*** TASK DATA ***

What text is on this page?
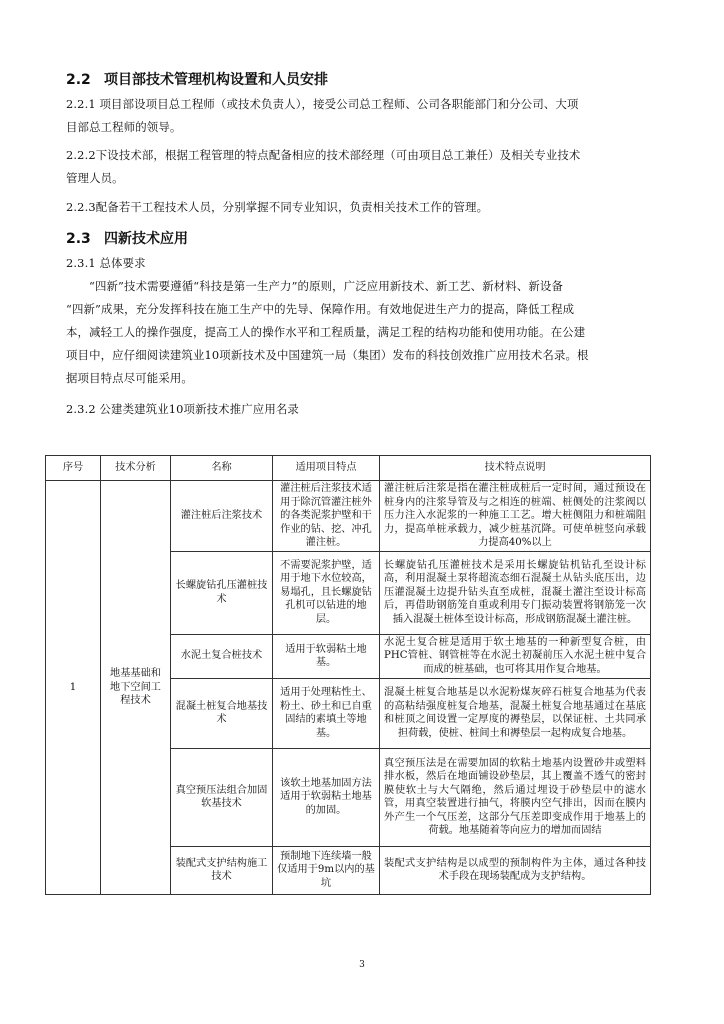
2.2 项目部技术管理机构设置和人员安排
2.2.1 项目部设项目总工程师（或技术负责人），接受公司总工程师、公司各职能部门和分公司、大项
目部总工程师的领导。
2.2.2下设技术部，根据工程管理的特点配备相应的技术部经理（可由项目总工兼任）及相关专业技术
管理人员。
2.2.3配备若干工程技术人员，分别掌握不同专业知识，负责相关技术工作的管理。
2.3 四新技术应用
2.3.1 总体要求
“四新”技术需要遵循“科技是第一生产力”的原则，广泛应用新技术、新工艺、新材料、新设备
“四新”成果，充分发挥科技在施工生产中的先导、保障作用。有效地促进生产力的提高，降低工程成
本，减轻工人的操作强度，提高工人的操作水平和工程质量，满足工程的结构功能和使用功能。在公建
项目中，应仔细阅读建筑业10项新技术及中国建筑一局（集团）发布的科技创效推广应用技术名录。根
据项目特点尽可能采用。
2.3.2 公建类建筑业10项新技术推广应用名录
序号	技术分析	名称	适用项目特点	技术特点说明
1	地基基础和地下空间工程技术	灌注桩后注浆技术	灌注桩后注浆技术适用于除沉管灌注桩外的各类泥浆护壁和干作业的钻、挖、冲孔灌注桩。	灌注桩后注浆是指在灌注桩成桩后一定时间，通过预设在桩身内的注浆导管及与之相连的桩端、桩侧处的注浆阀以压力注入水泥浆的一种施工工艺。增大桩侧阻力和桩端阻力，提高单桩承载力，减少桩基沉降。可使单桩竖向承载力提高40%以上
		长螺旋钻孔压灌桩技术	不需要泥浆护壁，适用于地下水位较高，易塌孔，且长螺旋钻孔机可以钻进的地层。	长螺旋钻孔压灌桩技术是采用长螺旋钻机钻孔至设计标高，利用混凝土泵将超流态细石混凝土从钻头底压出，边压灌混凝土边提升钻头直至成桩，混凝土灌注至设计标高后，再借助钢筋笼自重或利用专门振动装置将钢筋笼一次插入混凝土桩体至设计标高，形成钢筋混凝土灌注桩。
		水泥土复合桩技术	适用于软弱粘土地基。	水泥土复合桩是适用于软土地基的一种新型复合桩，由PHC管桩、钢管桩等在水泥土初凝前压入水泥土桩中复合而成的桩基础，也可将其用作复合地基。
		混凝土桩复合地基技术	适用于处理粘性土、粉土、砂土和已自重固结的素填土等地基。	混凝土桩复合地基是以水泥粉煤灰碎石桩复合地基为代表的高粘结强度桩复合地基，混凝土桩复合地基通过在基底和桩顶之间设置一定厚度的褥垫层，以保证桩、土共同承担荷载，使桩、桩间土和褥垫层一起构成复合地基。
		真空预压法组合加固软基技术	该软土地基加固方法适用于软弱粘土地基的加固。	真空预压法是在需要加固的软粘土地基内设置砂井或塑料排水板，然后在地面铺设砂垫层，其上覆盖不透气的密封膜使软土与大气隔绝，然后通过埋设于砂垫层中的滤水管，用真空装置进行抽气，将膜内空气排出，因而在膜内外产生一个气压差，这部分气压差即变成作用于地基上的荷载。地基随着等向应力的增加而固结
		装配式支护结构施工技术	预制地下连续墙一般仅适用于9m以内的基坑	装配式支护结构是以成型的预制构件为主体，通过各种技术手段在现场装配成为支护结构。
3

***

Set the listing down in full and exactly. Pictures within it should not appear in the copy.

RESULT OF THIS EXERCISE
What text is on this page?
2.2 项目部技术管理机构设置和人员安排
2.2.1 项目部设项目总工程师（或技术负责人），接受公司总工程师、公司各职能部门和分公司、大项
目部总工程师的领导。
2.2.2下设技术部，根据工程管理的特点配备相应的技术部经理（可由项目总工兼任）及相关专业技术
管理人员。
2.2.3配备若干工程技术人员，分别掌握不同专业知识，负责相关技术工作的管理。
2.3 四新技术应用
2.3.1 总体要求
“四新”技术需要遵循“科技是第一生产力”的原则，广泛应用新技术、新工艺、新材料、新设备
“四新”成果，充分发挥科技在施工生产中的先导、保障作用。有效地促进生产力的提高，降低工程成
本，减轻工人的操作强度，提高工人的操作水平和工程质量，满足工程的结构功能和使用功能。在公建
项目中，应仔细阅读建筑业10项新技术及中国建筑一局（集团）发布的科技创效推广应用技术名录。根
据项目特点尽可能采用。
2.3.2 公建类建筑业10项新技术推广应用名录
序号	技术分析	名称	适用项目特点	技术特点说明
1	地基基础和地下空间工程技术	灌注桩后注浆技术	灌注桩后注浆技术适用于除沉管灌注桩外的各类泥浆护壁和干作业的钻、挖、冲孔灌注桩。	灌注桩后注浆是指在灌注桩成桩后一定时间，通过预设在桩身内的注浆导管及与之相连的桩端、桩侧处的注浆阀以压力注入水泥浆的一种施工工艺。增大桩侧阻力和桩端阻力，提高单桩承载力，减少桩基沉降。可使单桩竖向承载力提高40%以上
		长螺旋钻孔压灌桩技术	不需要泥浆护壁，适用于地下水位较高，易塌孔，且长螺旋钻孔机可以钻进的地层。	长螺旋钻孔压灌桩技术是采用长螺旋钻机钻孔至设计标高，利用混凝土泵将超流态细石混凝土从钻头底压出，边压灌混凝土边提升钻头直至成桩，混凝土灌注至设计标高后，再借助钢筋笼自重或利用专门振动装置将钢筋笼一次插入混凝土桩体至设计标高，形成钢筋混凝土灌注桩。
		水泥土复合桩技术	适用于软弱粘土地基。	水泥土复合桩是适用于软土地基的一种新型复合桩，由PHC管桩、钢管桩等在水泥土初凝前压入水泥土桩中复合而成的桩基础，也可将其用作复合地基。
		混凝土桩复合地基技术	适用于处理粘性土、粉土、砂土和已自重固结的素填土等地基。	混凝土桩复合地基是以水泥粉煤灰碎石桩复合地基为代表的高粘结强度桩复合地基，混凝土桩复合地基通过在基底和桩顶之间设置一定厚度的褥垫层，以保证桩、土共同承担荷载，使桩、桩间土和褥垫层一起构成复合地基。
		真空预压法组合加固软基技术	该软土地基加固方法适用于软弱粘土地基的加固。	真空预压法是在需要加固的软粘土地基内设置砂井或塑料排水板，然后在地面铺设砂垫层，其上覆盖不透气的密封膜使软土与大气隔绝，然后通过埋设于砂垫层中的滤水管，用真空装置进行抽气，将膜内空气排出，因而在膜内外产生一个气压差，这部分气压差即变成作用于地基上的荷载。地基随着等向应力的增加而固结
		装配式支护结构施工技术	预制地下连续墙一般仅适用于9m以内的基坑	装配式支护结构是以成型的预制构件为主体，通过各种技术手段在现场装配成为支护结构。
3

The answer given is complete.